**Requirement:** Repeat the material below word for word and leave out all pictures.

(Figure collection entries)
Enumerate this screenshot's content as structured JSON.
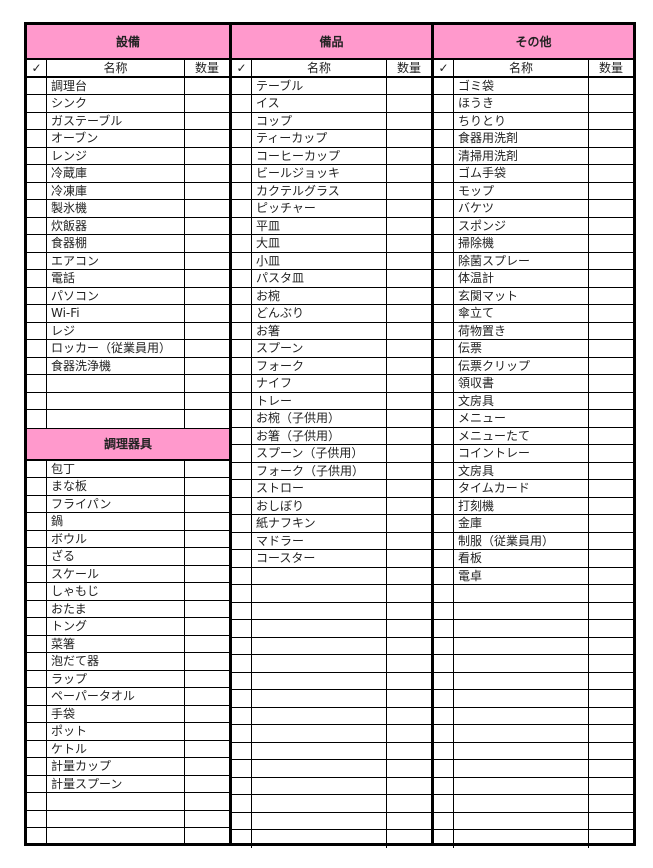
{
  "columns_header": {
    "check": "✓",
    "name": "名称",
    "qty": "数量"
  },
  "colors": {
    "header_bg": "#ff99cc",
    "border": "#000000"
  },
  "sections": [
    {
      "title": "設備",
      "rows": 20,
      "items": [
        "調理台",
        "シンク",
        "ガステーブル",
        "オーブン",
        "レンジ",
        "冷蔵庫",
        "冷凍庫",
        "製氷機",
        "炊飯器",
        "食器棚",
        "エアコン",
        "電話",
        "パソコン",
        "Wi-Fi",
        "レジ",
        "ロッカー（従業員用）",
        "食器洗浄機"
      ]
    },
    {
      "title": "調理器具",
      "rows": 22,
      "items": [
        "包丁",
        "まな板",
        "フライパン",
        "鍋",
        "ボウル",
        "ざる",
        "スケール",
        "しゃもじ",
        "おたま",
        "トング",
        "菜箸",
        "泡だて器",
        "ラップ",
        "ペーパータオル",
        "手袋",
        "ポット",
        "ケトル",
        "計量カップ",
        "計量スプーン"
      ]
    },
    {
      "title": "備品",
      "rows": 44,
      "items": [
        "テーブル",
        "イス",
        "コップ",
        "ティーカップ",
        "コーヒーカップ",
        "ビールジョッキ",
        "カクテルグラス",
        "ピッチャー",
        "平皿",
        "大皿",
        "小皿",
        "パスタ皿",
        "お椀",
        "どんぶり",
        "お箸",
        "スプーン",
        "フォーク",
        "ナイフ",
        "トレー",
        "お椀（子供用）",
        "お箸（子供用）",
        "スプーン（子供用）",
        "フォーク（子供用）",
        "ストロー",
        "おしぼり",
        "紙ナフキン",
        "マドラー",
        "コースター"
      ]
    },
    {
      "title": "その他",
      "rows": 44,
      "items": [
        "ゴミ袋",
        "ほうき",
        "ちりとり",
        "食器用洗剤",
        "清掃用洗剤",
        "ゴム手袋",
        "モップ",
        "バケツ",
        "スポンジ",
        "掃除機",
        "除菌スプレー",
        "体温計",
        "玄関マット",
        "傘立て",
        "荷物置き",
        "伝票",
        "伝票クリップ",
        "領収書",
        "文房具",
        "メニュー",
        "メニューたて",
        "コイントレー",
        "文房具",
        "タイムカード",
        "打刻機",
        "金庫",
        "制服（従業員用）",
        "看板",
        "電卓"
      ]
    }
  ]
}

**Solution:**
Enumerate this screenshot's content as structured JSON.
{
  "columns_header": {
    "check": "✓",
    "name": "名称",
    "qty": "数量"
  },
  "colors": {
    "header_bg": "#ff99cc",
    "border": "#000000"
  },
  "sections": [
    {
      "title": "設備",
      "rows": 20,
      "items": [
        "調理台",
        "シンク",
        "ガステーブル",
        "オーブン",
        "レンジ",
        "冷蔵庫",
        "冷凍庫",
        "製氷機",
        "炊飯器",
        "食器棚",
        "エアコン",
        "電話",
        "パソコン",
        "Wi-Fi",
        "レジ",
        "ロッカー（従業員用）",
        "食器洗浄機"
      ]
    },
    {
      "title": "調理器具",
      "rows": 22,
      "items": [
        "包丁",
        "まな板",
        "フライパン",
        "鍋",
        "ボウル",
        "ざる",
        "スケール",
        "しゃもじ",
        "おたま",
        "トング",
        "菜箸",
        "泡だて器",
        "ラップ",
        "ペーパータオル",
        "手袋",
        "ポット",
        "ケトル",
        "計量カップ",
        "計量スプーン"
      ]
    },
    {
      "title": "備品",
      "rows": 44,
      "items": [
        "テーブル",
        "イス",
        "コップ",
        "ティーカップ",
        "コーヒーカップ",
        "ビールジョッキ",
        "カクテルグラス",
        "ピッチャー",
        "平皿",
        "大皿",
        "小皿",
        "パスタ皿",
        "お椀",
        "どんぶり",
        "お箸",
        "スプーン",
        "フォーク",
        "ナイフ",
        "トレー",
        "お椀（子供用）",
        "お箸（子供用）",
        "スプーン（子供用）",
        "フォーク（子供用）",
        "ストロー",
        "おしぼり",
        "紙ナフキン",
        "マドラー",
        "コースター"
      ]
    },
    {
      "title": "その他",
      "rows": 44,
      "items": [
        "ゴミ袋",
        "ほうき",
        "ちりとり",
        "食器用洗剤",
        "清掃用洗剤",
        "ゴム手袋",
        "モップ",
        "バケツ",
        "スポンジ",
        "掃除機",
        "除菌スプレー",
        "体温計",
        "玄関マット",
        "傘立て",
        "荷物置き",
        "伝票",
        "伝票クリップ",
        "領収書",
        "文房具",
        "メニュー",
        "メニューたて",
        "コイントレー",
        "文房具",
        "タイムカード",
        "打刻機",
        "金庫",
        "制服（従業員用）",
        "看板",
        "電卓"
      ]
    }
  ]
}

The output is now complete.